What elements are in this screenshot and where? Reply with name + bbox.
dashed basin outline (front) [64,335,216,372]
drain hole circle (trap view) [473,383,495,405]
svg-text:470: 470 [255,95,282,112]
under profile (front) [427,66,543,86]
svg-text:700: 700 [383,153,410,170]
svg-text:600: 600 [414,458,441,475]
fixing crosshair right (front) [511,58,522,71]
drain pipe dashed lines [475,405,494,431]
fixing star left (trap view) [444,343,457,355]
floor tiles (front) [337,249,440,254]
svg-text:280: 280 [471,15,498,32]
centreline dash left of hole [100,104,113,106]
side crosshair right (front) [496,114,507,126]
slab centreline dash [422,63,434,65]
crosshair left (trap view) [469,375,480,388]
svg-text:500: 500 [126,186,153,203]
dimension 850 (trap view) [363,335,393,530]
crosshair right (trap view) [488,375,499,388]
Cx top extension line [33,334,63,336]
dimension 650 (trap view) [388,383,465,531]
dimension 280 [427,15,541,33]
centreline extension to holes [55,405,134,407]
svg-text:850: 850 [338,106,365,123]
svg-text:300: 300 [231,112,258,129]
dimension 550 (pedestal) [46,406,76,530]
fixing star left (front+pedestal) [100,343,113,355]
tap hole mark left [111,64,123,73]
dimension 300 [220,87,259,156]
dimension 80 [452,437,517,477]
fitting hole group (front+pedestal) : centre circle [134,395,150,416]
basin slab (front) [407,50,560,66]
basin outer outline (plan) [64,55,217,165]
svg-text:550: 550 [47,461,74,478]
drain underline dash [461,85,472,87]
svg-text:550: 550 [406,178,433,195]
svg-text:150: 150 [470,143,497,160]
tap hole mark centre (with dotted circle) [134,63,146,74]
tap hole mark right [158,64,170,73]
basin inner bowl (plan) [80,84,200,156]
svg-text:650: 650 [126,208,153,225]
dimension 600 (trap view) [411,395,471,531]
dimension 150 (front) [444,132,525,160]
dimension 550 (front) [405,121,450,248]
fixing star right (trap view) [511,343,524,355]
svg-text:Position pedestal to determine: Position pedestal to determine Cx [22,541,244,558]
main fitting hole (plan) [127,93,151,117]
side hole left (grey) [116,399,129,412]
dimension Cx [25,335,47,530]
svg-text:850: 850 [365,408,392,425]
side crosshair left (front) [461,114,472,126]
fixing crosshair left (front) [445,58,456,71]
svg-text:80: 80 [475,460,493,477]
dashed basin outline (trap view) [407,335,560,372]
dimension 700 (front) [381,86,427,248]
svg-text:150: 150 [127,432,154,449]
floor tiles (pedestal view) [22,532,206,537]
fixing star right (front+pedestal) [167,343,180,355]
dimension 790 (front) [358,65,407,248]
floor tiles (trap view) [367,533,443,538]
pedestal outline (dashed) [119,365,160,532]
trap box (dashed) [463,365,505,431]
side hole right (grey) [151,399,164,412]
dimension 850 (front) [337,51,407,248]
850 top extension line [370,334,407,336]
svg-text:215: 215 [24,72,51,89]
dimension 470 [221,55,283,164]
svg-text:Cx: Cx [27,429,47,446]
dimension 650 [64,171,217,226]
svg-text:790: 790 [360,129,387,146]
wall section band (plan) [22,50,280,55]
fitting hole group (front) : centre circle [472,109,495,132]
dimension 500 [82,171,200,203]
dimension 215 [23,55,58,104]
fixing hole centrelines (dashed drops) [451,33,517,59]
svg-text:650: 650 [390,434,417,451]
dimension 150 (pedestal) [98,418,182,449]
+-------+
_Written problem:_ Write out every line of the records above exactly as it stands.

_Correct result:_
What elements are in this screenshot and where? Reply with name + bbox.
dashed basin outline (front) [64,335,216,372]
drain hole circle (trap view) [473,383,495,405]
svg-text:470: 470 [255,95,282,112]
under profile (front) [427,66,543,86]
svg-text:700: 700 [383,153,410,170]
svg-text:600: 600 [414,458,441,475]
fixing crosshair right (front) [511,58,522,71]
drain pipe dashed lines [475,405,494,431]
fixing star left (trap view) [444,343,457,355]
floor tiles (front) [337,249,440,254]
svg-text:280: 280 [471,15,498,32]
centreline dash left of hole [100,104,113,106]
side crosshair right (front) [496,114,507,126]
slab centreline dash [422,63,434,65]
crosshair left (trap view) [469,375,480,388]
svg-text:500: 500 [126,186,153,203]
dimension 850 (trap view) [363,335,393,530]
crosshair right (trap view) [488,375,499,388]
Cx top extension line [33,334,63,336]
dimension 650 (trap view) [388,383,465,531]
dimension 280 [427,15,541,33]
centreline extension to holes [55,405,134,407]
svg-text:850: 850 [338,106,365,123]
svg-text:300: 300 [231,112,258,129]
dimension 550 (pedestal) [46,406,76,530]
fixing star left (front+pedestal) [100,343,113,355]
tap hole mark left [111,64,123,73]
dimension 300 [220,87,259,156]
dimension 80 [452,437,517,477]
fitting hole group (front+pedestal) : centre circle [134,395,150,416]
basin slab (front) [407,50,560,66]
basin outer outline (plan) [64,55,217,165]
svg-text:550: 550 [47,461,74,478]
drain underline dash [461,85,472,87]
svg-text:550: 550 [406,178,433,195]
svg-text:150: 150 [470,143,497,160]
tap hole mark centre (with dotted circle) [134,63,146,74]
tap hole mark right [158,64,170,73]
basin inner bowl (plan) [80,84,200,156]
svg-text:650: 650 [126,208,153,225]
dimension 600 (trap view) [411,395,471,531]
dimension 150 (front) [444,132,525,160]
dimension 550 (front) [405,121,450,248]
fixing star right (trap view) [511,343,524,355]
svg-text:Position pedestal to determine: Position pedestal to determine Cx [22,541,244,558]
main fitting hole (plan) [127,93,151,117]
side hole left (grey) [116,399,129,412]
dimension Cx [25,335,47,530]
svg-text:850: 850 [365,408,392,425]
side crosshair left (front) [461,114,472,126]
fixing crosshair left (front) [445,58,456,71]
svg-text:80: 80 [475,460,493,477]
dashed basin outline (trap view) [407,335,560,372]
dimension 700 (front) [381,86,427,248]
svg-text:150: 150 [127,432,154,449]
floor tiles (pedestal view) [22,532,206,537]
fixing star right (front+pedestal) [167,343,180,355]
dimension 790 (front) [358,65,407,248]
floor tiles (trap view) [367,533,443,538]
pedestal outline (dashed) [119,365,160,532]
trap box (dashed) [463,365,505,431]
side hole right (grey) [151,399,164,412]
dimension 850 (front) [337,51,407,248]
850 top extension line [370,334,407,336]
svg-text:215: 215 [24,72,51,89]
dimension 470 [221,55,283,164]
svg-text:Cx: Cx [27,429,47,446]
dimension 650 [64,171,217,226]
svg-text:790: 790 [360,129,387,146]
wall section band (plan) [22,50,280,55]
fitting hole group (front) : centre circle [472,109,495,132]
dimension 500 [82,171,200,203]
dimension 215 [23,55,58,104]
fixing hole centrelines (dashed drops) [451,33,517,59]
svg-text:650: 650 [390,434,417,451]
dimension 150 (pedestal) [98,418,182,449]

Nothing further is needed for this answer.